● **What is being asked**: Return the lines below exactly, starting with the line that contains "What data populates" and stopping after the last line.

● **Provided data**:
+--

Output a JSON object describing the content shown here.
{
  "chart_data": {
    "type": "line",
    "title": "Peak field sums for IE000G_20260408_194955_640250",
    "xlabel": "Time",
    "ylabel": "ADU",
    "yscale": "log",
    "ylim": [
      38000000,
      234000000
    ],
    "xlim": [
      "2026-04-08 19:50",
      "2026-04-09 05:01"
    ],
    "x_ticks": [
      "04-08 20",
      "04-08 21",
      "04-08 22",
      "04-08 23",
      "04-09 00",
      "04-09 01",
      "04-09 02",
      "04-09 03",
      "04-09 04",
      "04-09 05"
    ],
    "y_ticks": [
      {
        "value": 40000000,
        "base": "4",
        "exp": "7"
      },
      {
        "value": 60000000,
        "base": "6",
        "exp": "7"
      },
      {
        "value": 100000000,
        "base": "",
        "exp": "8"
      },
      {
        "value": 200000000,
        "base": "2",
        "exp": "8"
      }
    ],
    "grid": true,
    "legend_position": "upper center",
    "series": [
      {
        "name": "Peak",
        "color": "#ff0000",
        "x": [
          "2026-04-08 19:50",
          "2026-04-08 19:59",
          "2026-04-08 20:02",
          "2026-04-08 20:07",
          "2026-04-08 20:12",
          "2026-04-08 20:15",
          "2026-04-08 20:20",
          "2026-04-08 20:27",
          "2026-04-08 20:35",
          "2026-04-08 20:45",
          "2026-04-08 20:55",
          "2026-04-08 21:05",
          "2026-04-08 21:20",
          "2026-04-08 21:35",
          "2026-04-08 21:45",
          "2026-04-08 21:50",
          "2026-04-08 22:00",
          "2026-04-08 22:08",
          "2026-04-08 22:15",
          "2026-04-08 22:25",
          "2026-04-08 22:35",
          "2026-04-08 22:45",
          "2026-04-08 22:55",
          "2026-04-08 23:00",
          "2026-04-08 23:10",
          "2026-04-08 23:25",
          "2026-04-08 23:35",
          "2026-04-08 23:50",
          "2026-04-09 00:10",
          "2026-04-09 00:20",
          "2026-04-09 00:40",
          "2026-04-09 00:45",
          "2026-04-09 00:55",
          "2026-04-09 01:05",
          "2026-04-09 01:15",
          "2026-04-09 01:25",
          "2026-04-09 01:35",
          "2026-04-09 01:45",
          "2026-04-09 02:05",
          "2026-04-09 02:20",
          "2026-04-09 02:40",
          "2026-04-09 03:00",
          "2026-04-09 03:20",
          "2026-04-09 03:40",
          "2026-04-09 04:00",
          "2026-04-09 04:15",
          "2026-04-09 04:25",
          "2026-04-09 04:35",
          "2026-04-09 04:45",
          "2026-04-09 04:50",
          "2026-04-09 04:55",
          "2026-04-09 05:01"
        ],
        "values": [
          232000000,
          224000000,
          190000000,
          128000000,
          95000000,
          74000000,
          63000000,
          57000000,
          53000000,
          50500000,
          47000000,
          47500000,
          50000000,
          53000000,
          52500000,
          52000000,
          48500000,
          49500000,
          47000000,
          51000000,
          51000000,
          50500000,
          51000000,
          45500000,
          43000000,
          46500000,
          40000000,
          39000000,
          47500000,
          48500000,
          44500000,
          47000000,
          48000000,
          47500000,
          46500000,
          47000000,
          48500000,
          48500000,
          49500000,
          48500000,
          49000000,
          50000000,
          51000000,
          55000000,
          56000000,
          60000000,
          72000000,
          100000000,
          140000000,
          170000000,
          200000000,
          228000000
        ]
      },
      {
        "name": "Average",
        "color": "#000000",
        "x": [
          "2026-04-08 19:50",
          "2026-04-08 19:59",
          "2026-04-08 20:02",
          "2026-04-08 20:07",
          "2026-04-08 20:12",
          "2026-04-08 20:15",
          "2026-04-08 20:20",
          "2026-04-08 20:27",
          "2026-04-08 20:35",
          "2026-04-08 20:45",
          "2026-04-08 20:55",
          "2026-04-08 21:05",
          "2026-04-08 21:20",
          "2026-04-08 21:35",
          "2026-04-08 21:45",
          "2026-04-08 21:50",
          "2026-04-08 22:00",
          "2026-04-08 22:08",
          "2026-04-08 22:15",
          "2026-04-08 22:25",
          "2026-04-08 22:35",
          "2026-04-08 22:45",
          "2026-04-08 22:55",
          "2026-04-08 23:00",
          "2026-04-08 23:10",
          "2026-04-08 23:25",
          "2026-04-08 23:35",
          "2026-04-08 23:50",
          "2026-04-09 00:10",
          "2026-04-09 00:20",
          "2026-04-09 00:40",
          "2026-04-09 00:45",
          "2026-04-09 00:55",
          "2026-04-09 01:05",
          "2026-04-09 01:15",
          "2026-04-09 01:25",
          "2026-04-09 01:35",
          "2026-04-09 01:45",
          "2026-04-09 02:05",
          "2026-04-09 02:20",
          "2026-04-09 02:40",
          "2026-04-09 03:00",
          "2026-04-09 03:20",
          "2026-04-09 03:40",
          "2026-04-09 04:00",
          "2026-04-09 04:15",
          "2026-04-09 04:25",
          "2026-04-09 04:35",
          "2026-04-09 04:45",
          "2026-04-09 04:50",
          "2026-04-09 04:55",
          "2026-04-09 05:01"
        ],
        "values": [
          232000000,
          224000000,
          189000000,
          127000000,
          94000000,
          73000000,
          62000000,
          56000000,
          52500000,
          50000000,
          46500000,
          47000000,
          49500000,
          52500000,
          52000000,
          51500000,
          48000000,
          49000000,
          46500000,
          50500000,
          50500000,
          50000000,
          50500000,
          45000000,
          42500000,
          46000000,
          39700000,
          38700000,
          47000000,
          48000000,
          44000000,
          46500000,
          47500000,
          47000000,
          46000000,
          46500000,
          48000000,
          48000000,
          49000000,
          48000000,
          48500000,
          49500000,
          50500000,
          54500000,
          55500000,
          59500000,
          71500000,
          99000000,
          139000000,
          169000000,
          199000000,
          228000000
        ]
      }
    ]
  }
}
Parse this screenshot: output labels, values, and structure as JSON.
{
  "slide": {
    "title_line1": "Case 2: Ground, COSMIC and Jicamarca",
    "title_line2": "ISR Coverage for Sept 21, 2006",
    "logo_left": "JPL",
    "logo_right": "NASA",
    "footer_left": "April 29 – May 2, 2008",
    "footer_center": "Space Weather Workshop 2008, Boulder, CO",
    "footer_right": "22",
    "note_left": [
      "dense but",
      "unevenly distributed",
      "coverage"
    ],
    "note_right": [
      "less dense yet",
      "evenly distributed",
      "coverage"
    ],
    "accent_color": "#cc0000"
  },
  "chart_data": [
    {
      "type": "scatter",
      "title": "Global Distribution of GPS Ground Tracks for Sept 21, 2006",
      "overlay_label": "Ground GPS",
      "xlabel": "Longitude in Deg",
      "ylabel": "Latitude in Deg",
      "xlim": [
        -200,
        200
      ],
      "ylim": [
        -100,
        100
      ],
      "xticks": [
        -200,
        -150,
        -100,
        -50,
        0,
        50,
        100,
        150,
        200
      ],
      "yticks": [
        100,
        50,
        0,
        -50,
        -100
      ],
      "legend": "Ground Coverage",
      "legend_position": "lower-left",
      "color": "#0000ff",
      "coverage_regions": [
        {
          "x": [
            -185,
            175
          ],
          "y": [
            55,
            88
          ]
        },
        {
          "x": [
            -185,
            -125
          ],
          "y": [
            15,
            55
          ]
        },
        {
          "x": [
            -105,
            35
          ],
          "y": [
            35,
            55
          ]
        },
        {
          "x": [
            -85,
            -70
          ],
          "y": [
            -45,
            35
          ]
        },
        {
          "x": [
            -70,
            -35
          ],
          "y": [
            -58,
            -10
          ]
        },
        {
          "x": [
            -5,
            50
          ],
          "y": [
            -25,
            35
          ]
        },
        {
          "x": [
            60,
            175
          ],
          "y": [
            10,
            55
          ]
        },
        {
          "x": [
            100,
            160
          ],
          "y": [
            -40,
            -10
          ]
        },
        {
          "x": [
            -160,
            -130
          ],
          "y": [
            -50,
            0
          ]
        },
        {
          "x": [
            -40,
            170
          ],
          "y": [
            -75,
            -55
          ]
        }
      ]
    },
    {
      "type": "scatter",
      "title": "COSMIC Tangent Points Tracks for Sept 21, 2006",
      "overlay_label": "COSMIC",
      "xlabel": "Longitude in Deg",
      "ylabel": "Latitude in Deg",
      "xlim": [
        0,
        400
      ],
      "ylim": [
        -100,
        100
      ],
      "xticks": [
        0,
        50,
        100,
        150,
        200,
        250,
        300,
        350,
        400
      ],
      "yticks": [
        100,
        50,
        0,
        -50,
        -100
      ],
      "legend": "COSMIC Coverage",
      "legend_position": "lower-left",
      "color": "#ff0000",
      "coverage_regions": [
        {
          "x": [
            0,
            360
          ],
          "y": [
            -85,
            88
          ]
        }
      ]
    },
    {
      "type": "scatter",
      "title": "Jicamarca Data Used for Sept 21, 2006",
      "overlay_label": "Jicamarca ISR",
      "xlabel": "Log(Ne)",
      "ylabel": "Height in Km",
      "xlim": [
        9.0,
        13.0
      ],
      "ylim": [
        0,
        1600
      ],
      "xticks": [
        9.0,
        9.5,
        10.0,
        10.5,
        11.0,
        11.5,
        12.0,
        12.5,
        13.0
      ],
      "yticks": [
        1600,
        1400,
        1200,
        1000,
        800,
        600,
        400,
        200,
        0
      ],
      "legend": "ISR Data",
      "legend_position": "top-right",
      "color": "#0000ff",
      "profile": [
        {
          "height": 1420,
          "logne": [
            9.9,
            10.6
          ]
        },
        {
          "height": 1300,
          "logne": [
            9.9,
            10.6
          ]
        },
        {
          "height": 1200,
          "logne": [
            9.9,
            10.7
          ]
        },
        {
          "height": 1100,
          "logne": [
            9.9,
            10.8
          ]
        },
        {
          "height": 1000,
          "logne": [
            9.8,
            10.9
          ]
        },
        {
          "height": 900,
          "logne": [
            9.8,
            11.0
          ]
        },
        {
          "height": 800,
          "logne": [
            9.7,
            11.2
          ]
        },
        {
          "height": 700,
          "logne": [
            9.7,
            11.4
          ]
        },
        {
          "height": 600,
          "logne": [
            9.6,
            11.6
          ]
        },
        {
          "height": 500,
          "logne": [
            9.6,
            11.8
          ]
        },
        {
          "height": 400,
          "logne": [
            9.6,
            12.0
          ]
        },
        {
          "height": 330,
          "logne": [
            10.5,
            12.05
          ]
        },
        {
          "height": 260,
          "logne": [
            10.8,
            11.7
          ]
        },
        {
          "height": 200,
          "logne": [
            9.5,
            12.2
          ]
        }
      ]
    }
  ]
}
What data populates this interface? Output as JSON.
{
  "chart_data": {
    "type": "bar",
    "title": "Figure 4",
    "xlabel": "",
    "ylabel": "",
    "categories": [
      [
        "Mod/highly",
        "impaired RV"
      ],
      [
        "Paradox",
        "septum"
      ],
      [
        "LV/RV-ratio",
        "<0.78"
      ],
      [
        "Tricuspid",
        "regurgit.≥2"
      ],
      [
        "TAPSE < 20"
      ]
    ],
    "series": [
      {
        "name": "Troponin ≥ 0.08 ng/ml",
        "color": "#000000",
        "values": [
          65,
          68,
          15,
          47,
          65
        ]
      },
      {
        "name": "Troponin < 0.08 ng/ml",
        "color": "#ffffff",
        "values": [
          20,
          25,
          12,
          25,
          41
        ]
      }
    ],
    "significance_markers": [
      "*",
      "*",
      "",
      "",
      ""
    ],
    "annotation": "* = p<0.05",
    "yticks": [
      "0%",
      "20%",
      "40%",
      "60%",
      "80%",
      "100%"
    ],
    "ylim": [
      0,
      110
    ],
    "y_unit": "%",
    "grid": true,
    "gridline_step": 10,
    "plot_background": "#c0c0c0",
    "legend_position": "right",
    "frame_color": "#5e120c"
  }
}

+--

● **Output below**:
What data populates this interface? Output as JSON.
{
  "chart_data": {
    "type": "bar",
    "title": "Figure 4",
    "xlabel": "",
    "ylabel": "",
    "categories": [
      [
        "Mod/highly",
        "impaired RV"
      ],
      [
        "Paradox",
        "septum"
      ],
      [
        "LV/RV-ratio",
        "<0.78"
      ],
      [
        "Tricuspid",
        "regurgit.≥2"
      ],
      [
        "TAPSE < 20"
      ]
    ],
    "series": [
      {
        "name": "Troponin ≥ 0.08 ng/ml",
        "color": "#000000",
        "values": [
          65,
          68,
          15,
          47,
          65
        ]
      },
      {
        "name": "Troponin < 0.08 ng/ml",
        "color": "#ffffff",
        "values": [
          20,
          25,
          12,
          25,
          41
        ]
      }
    ],
    "significance_markers": [
      "*",
      "*",
      "",
      "",
      ""
    ],
    "annotation": "* = p<0.05",
    "yticks": [
      "0%",
      "20%",
      "40%",
      "60%",
      "80%",
      "100%"
    ],
    "ylim": [
      0,
      110
    ],
    "y_unit": "%",
    "grid": true,
    "gridline_step": 10,
    "plot_background": "#c0c0c0",
    "legend_position": "right",
    "frame_color": "#5e120c"
  }
}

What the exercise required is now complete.